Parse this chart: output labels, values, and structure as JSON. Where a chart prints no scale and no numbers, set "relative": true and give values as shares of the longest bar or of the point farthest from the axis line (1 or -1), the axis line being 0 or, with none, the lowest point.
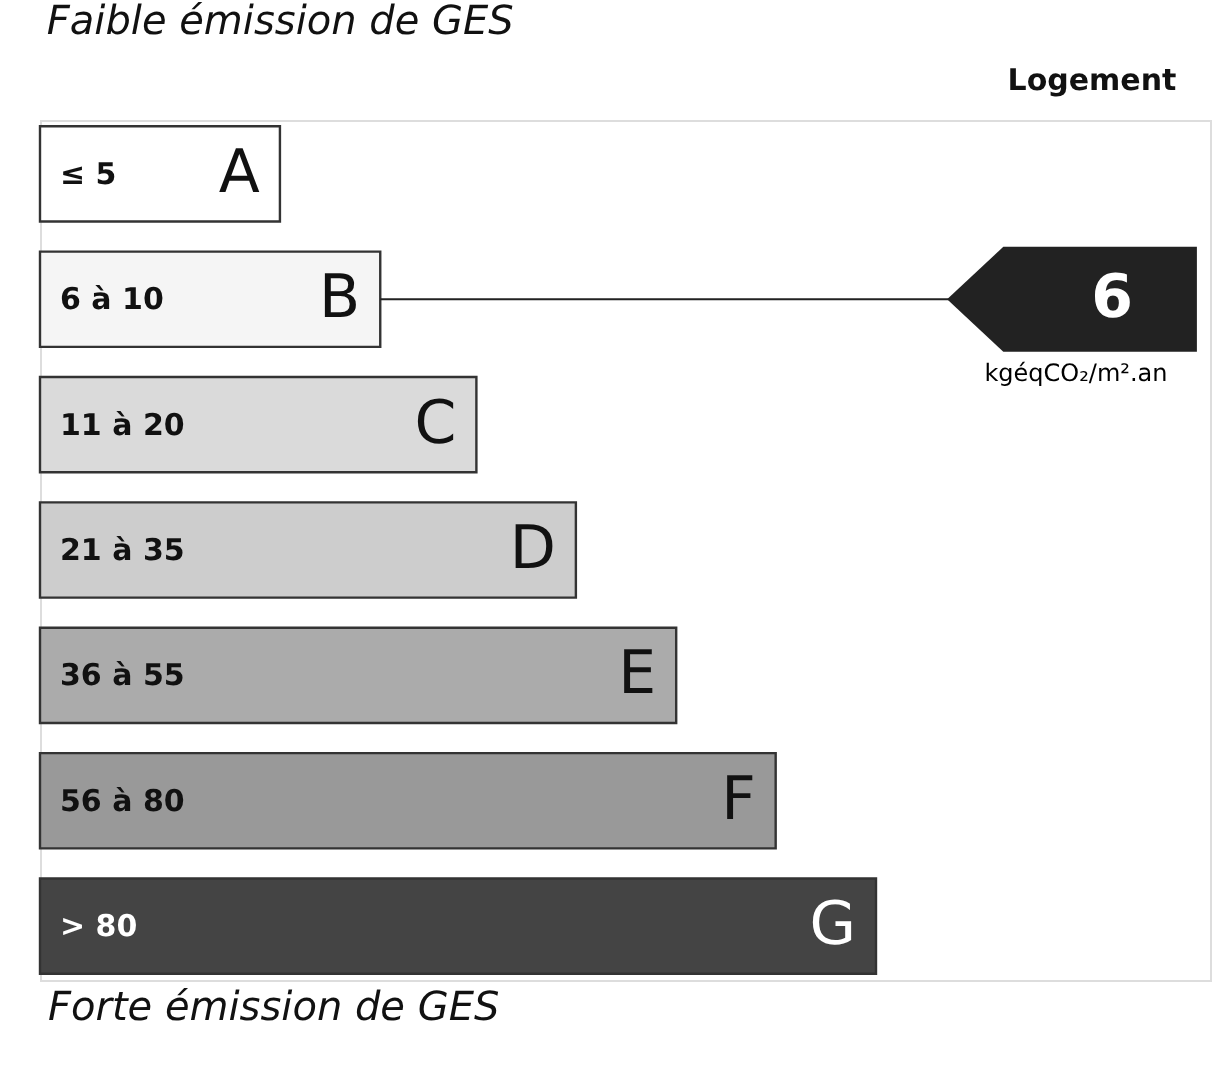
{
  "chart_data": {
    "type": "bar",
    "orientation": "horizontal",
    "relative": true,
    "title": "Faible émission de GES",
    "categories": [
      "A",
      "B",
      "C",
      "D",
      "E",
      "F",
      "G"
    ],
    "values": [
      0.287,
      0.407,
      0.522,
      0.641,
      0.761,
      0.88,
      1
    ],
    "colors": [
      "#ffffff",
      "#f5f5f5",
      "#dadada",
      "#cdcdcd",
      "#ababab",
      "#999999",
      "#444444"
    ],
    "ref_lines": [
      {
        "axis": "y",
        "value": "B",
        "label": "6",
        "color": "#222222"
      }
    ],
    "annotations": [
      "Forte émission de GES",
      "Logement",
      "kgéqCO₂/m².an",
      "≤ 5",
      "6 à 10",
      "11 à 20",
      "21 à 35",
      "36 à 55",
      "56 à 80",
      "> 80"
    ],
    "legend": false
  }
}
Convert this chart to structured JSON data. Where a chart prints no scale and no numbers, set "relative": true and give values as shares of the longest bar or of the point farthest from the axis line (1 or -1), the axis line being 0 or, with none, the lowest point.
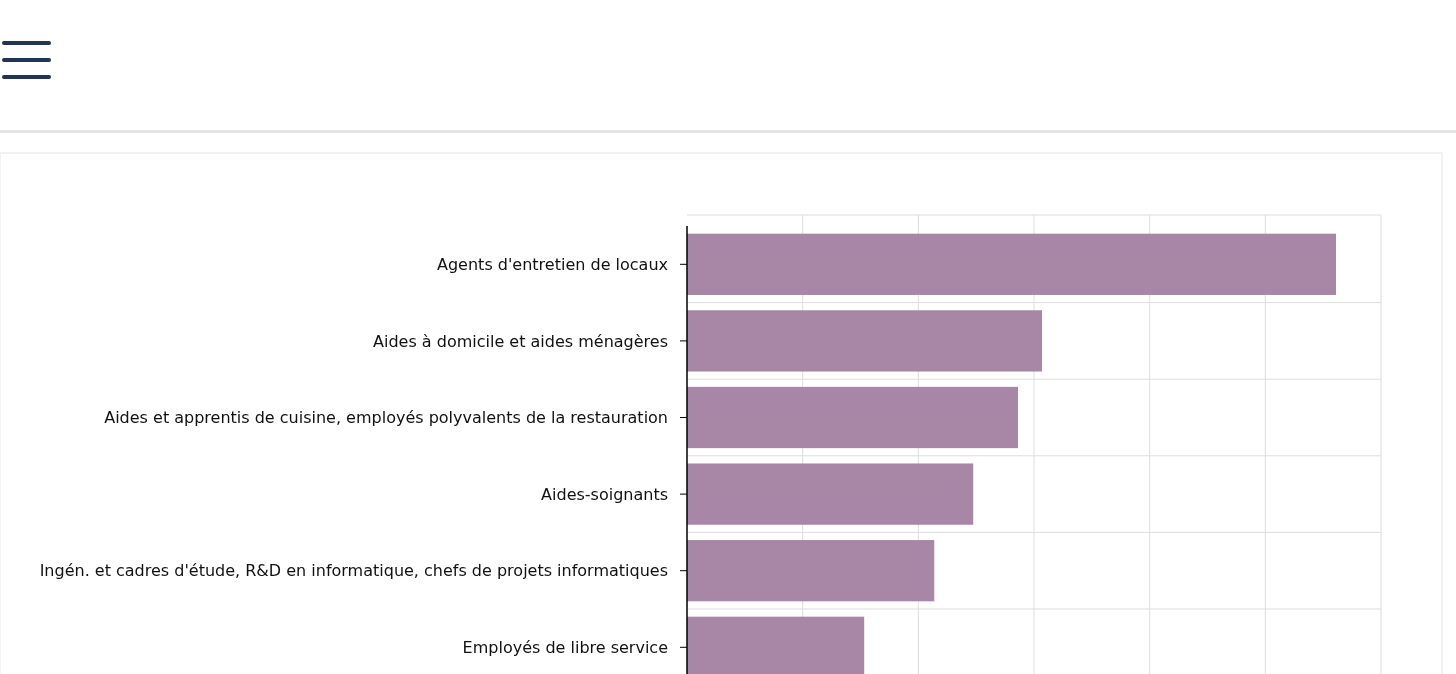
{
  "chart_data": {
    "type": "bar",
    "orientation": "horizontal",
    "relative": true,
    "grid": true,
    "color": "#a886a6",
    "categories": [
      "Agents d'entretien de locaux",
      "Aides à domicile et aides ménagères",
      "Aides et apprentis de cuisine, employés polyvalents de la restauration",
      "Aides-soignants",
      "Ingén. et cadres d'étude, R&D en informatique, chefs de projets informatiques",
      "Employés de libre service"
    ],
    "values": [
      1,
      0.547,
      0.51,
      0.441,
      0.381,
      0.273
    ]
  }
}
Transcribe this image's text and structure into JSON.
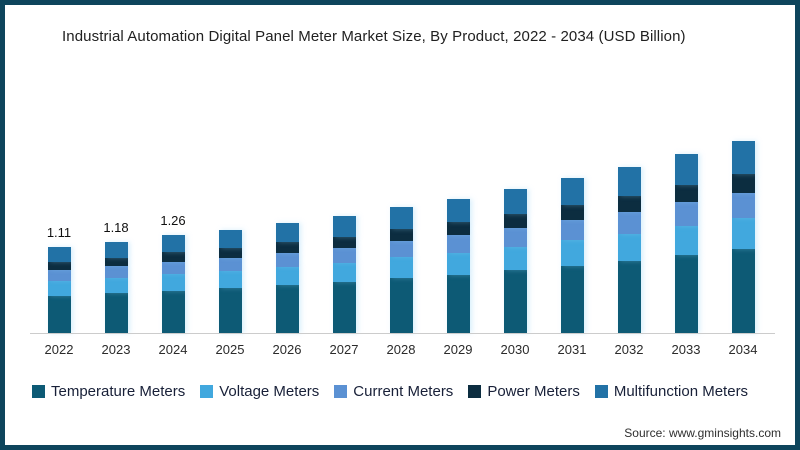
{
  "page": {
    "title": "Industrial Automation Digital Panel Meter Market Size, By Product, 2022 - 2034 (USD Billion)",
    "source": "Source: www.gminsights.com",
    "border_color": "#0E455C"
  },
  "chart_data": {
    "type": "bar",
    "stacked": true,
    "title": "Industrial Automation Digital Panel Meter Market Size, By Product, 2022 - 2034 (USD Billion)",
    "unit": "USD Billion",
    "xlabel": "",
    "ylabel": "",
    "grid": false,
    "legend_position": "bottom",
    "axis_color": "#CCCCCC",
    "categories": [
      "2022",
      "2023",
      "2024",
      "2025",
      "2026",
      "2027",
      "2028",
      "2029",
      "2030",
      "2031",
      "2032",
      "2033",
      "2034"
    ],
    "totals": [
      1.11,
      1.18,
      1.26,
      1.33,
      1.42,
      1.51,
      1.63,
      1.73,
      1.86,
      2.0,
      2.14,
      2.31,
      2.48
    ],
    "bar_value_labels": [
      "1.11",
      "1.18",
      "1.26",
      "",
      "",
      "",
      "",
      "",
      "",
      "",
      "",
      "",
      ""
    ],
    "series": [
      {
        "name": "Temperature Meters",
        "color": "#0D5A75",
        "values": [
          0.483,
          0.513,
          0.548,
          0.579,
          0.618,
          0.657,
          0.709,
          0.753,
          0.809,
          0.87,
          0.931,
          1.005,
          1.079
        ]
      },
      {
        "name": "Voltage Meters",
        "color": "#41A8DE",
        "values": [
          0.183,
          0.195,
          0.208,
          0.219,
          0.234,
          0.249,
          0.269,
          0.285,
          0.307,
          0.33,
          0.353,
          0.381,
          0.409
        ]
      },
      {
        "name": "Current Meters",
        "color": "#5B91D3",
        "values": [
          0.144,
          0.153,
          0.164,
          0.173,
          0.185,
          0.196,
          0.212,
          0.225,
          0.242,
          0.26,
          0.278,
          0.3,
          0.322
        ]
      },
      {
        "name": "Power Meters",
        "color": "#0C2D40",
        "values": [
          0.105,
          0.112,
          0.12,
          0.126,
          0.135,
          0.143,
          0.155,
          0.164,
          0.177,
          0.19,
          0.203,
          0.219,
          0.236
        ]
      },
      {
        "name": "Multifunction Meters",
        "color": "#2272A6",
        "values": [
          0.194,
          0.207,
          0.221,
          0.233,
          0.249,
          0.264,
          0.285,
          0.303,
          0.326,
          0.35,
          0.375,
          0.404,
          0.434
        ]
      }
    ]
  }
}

* What the task asks *
Repeat all the data as it stands, dropping any images it holds.

* Solution to this exercise *
Parse this chart: output labels, values, and structure as JSON. Where a chart prints no scale and no numbers, set "relative": true and give values as shares of the longest bar or of the point farthest from the axis line (1 or -1), the axis line being 0 or, with none, the lowest point.
{
  "chart_data": {
    "type": "bar",
    "orientation": "horizontal",
    "relative": true,
    "title": "Faible émission de GES",
    "categories": [
      "A",
      "B",
      "C",
      "D",
      "E",
      "F",
      "G"
    ],
    "values": [
      0.287,
      0.407,
      0.522,
      0.641,
      0.761,
      0.88,
      1
    ],
    "colors": [
      "#ffffff",
      "#f5f5f5",
      "#dadada",
      "#cdcdcd",
      "#ababab",
      "#999999",
      "#444444"
    ],
    "ref_lines": [
      {
        "axis": "y",
        "value": "B",
        "label": "6",
        "color": "#222222"
      }
    ],
    "annotations": [
      "Forte émission de GES",
      "Logement",
      "kgéqCO₂/m².an",
      "≤ 5",
      "6 à 10",
      "11 à 20",
      "21 à 35",
      "36 à 55",
      "56 à 80",
      "> 80"
    ],
    "legend": false
  }
}
Convert this chart to structured JSON data. Where a chart prints no scale and no numbers, set "relative": true and give values as shares of the longest bar or of the point farthest from the axis line (1 or -1), the axis line being 0 or, with none, the lowest point.
{
  "chart_data": {
    "type": "bar",
    "orientation": "horizontal",
    "relative": true,
    "grid": true,
    "color": "#a886a6",
    "categories": [
      "Agents d'entretien de locaux",
      "Aides à domicile et aides ménagères",
      "Aides et apprentis de cuisine, employés polyvalents de la restauration",
      "Aides-soignants",
      "Ingén. et cadres d'étude, R&D en informatique, chefs de projets informatiques",
      "Employés de libre service"
    ],
    "values": [
      1,
      0.547,
      0.51,
      0.441,
      0.381,
      0.273
    ]
  }
}
Transcribe this image's text and structure into JSON.
{
  "page": {
    "title": "Industrial Automation Digital Panel Meter Market Size, By Product, 2022 - 2034 (USD Billion)",
    "source": "Source: www.gminsights.com",
    "border_color": "#0E455C"
  },
  "chart_data": {
    "type": "bar",
    "stacked": true,
    "title": "Industrial Automation Digital Panel Meter Market Size, By Product, 2022 - 2034 (USD Billion)",
    "unit": "USD Billion",
    "xlabel": "",
    "ylabel": "",
    "grid": false,
    "legend_position": "bottom",
    "axis_color": "#CCCCCC",
    "categories": [
      "2022",
      "2023",
      "2024",
      "2025",
      "2026",
      "2027",
      "2028",
      "2029",
      "2030",
      "2031",
      "2032",
      "2033",
      "2034"
    ],
    "totals": [
      1.11,
      1.18,
      1.26,
      1.33,
      1.42,
      1.51,
      1.63,
      1.73,
      1.86,
      2.0,
      2.14,
      2.31,
      2.48
    ],
    "bar_value_labels": [
      "1.11",
      "1.18",
      "1.26",
      "",
      "",
      "",
      "",
      "",
      "",
      "",
      "",
      "",
      ""
    ],
    "series": [
      {
        "name": "Temperature Meters",
        "color": "#0D5A75",
        "values": [
          0.483,
          0.513,
          0.548,
          0.579,
          0.618,
          0.657,
          0.709,
          0.753,
          0.809,
          0.87,
          0.931,
          1.005,
          1.079
        ]
      },
      {
        "name": "Voltage Meters",
        "color": "#41A8DE",
        "values": [
          0.183,
          0.195,
          0.208,
          0.219,
          0.234,
          0.249,
          0.269,
          0.285,
          0.307,
          0.33,
          0.353,
          0.381,
          0.409
        ]
      },
      {
        "name": "Current Meters",
        "color": "#5B91D3",
        "values": [
          0.144,
          0.153,
          0.164,
          0.173,
          0.185,
          0.196,
          0.212,
          0.225,
          0.242,
          0.26,
          0.278,
          0.3,
          0.322
        ]
      },
      {
        "name": "Power Meters",
        "color": "#0C2D40",
        "values": [
          0.105,
          0.112,
          0.12,
          0.126,
          0.135,
          0.143,
          0.155,
          0.164,
          0.177,
          0.19,
          0.203,
          0.219,
          0.236
        ]
      },
      {
        "name": "Multifunction Meters",
        "color": "#2272A6",
        "values": [
          0.194,
          0.207,
          0.221,
          0.233,
          0.249,
          0.264,
          0.285,
          0.303,
          0.326,
          0.35,
          0.375,
          0.404,
          0.434
        ]
      }
    ]
  }
}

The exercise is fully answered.